GIVEN INSTRUCTION =>
Every entry below should be transcribed exactly; pictures stay out of the copy.

Dataset records on visual material =>
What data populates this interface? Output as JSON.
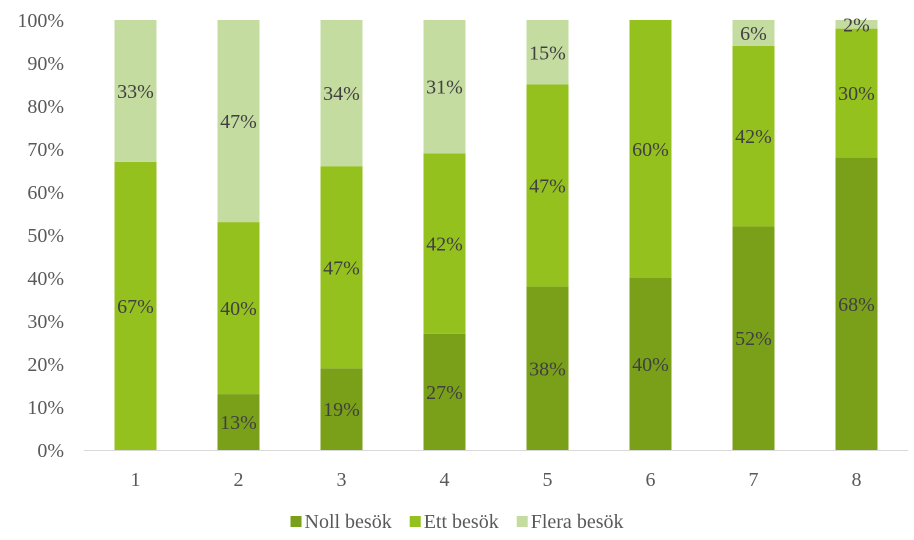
{
  "chart_data": {
    "type": "bar",
    "stacked": "percent",
    "categories": [
      "1",
      "2",
      "3",
      "4",
      "5",
      "6",
      "7",
      "8"
    ],
    "series": [
      {
        "name": "Noll besök",
        "color": "#7aa01a",
        "values": [
          0,
          13,
          19,
          27,
          38,
          40,
          52,
          68
        ],
        "labels": [
          "",
          "13%",
          "19%",
          "27%",
          "38%",
          "40%",
          "52%",
          "68%"
        ]
      },
      {
        "name": "Ett besök",
        "color": "#95c11f",
        "values": [
          67,
          40,
          47,
          42,
          47,
          60,
          42,
          30
        ],
        "labels": [
          "67%",
          "40%",
          "47%",
          "42%",
          "47%",
          "60%",
          "42%",
          "30%"
        ]
      },
      {
        "name": "Flera besök",
        "color": "#c5dca0",
        "values": [
          33,
          47,
          34,
          31,
          15,
          0,
          6,
          2
        ],
        "labels": [
          "33%",
          "47%",
          "34%",
          "31%",
          "15%",
          "",
          "6%",
          "2%"
        ]
      }
    ],
    "ylim": [
      0,
      100
    ],
    "yticks": [
      "0%",
      "10%",
      "20%",
      "30%",
      "40%",
      "50%",
      "60%",
      "70%",
      "80%",
      "90%",
      "100%"
    ],
    "title": "",
    "xlabel": "",
    "ylabel": "",
    "grid": false,
    "legend": "bottom"
  }
}
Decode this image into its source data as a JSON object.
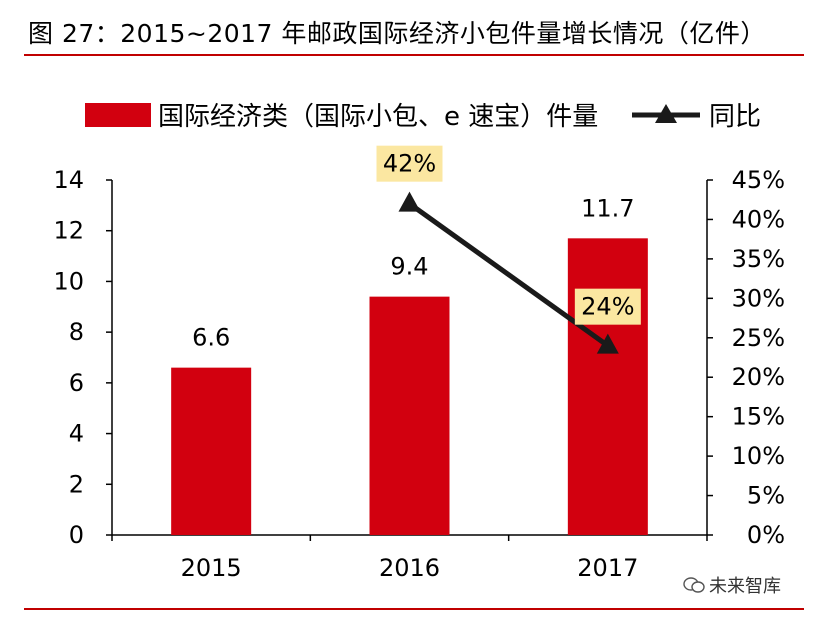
{
  "figure": {
    "title": "图 27：2015~2017 年邮政国际经济小包件量增长情况（亿件）",
    "watermark": "未来智库"
  },
  "colors": {
    "bar": "#d2000f",
    "line": "#1a1a1a",
    "accent_rule": "#c00000",
    "label_box": "#fbe7a1"
  },
  "chart_data": {
    "type": "bar",
    "categories": [
      "2015",
      "2016",
      "2017"
    ],
    "series": [
      {
        "name": "国际经济类（国际小包、e 速宝）件量",
        "type": "bar",
        "axis": "left",
        "values": [
          6.6,
          9.4,
          11.7
        ],
        "labels": [
          "6.6",
          "9.4",
          "11.7"
        ]
      },
      {
        "name": "同比",
        "type": "line",
        "axis": "right",
        "marker": "triangle",
        "x": [
          "2016",
          "2017"
        ],
        "values": [
          42,
          24
        ],
        "labels": [
          "42%",
          "24%"
        ]
      }
    ],
    "left_axis": {
      "ylim": [
        0,
        14
      ],
      "ticks": [
        "0",
        "2",
        "4",
        "6",
        "8",
        "10",
        "12",
        "14"
      ]
    },
    "right_axis": {
      "ylim": [
        0,
        45
      ],
      "ticks": [
        "0%",
        "5%",
        "10%",
        "15%",
        "20%",
        "25%",
        "30%",
        "35%",
        "40%",
        "45%"
      ]
    },
    "legend": {
      "placement": "top-center",
      "bar_label": "国际经济类（国际小包、e 速宝）件量",
      "line_label": "同比"
    },
    "grid": false
  }
}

EXERCISE RESULT =>
What data populates this interface? Output as JSON.
{
  "chart_data": {
    "type": "bar",
    "stacked": "percent",
    "categories": [
      "1",
      "2",
      "3",
      "4",
      "5",
      "6",
      "7",
      "8"
    ],
    "series": [
      {
        "name": "Noll besök",
        "color": "#7aa01a",
        "values": [
          0,
          13,
          19,
          27,
          38,
          40,
          52,
          68
        ],
        "labels": [
          "",
          "13%",
          "19%",
          "27%",
          "38%",
          "40%",
          "52%",
          "68%"
        ]
      },
      {
        "name": "Ett besök",
        "color": "#95c11f",
        "values": [
          67,
          40,
          47,
          42,
          47,
          60,
          42,
          30
        ],
        "labels": [
          "67%",
          "40%",
          "47%",
          "42%",
          "47%",
          "60%",
          "42%",
          "30%"
        ]
      },
      {
        "name": "Flera besök",
        "color": "#c5dca0",
        "values": [
          33,
          47,
          34,
          31,
          15,
          0,
          6,
          2
        ],
        "labels": [
          "33%",
          "47%",
          "34%",
          "31%",
          "15%",
          "",
          "6%",
          "2%"
        ]
      }
    ],
    "ylim": [
      0,
      100
    ],
    "yticks": [
      "0%",
      "10%",
      "20%",
      "30%",
      "40%",
      "50%",
      "60%",
      "70%",
      "80%",
      "90%",
      "100%"
    ],
    "title": "",
    "xlabel": "",
    "ylabel": "",
    "grid": false,
    "legend": "bottom"
  }
}
Decode this image into its source data as a JSON object.
{
  "figure": {
    "title": "图 27：2015~2017 年邮政国际经济小包件量增长情况（亿件）",
    "watermark": "未来智库"
  },
  "colors": {
    "bar": "#d2000f",
    "line": "#1a1a1a",
    "accent_rule": "#c00000",
    "label_box": "#fbe7a1"
  },
  "chart_data": {
    "type": "bar",
    "categories": [
      "2015",
      "2016",
      "2017"
    ],
    "series": [
      {
        "name": "国际经济类（国际小包、e 速宝）件量",
        "type": "bar",
        "axis": "left",
        "values": [
          6.6,
          9.4,
          11.7
        ],
        "labels": [
          "6.6",
          "9.4",
          "11.7"
        ]
      },
      {
        "name": "同比",
        "type": "line",
        "axis": "right",
        "marker": "triangle",
        "x": [
          "2016",
          "2017"
        ],
        "values": [
          42,
          24
        ],
        "labels": [
          "42%",
          "24%"
        ]
      }
    ],
    "left_axis": {
      "ylim": [
        0,
        14
      ],
      "ticks": [
        "0",
        "2",
        "4",
        "6",
        "8",
        "10",
        "12",
        "14"
      ]
    },
    "right_axis": {
      "ylim": [
        0,
        45
      ],
      "ticks": [
        "0%",
        "5%",
        "10%",
        "15%",
        "20%",
        "25%",
        "30%",
        "35%",
        "40%",
        "45%"
      ]
    },
    "legend": {
      "placement": "top-center",
      "bar_label": "国际经济类（国际小包、e 速宝）件量",
      "line_label": "同比"
    },
    "grid": false
  }
}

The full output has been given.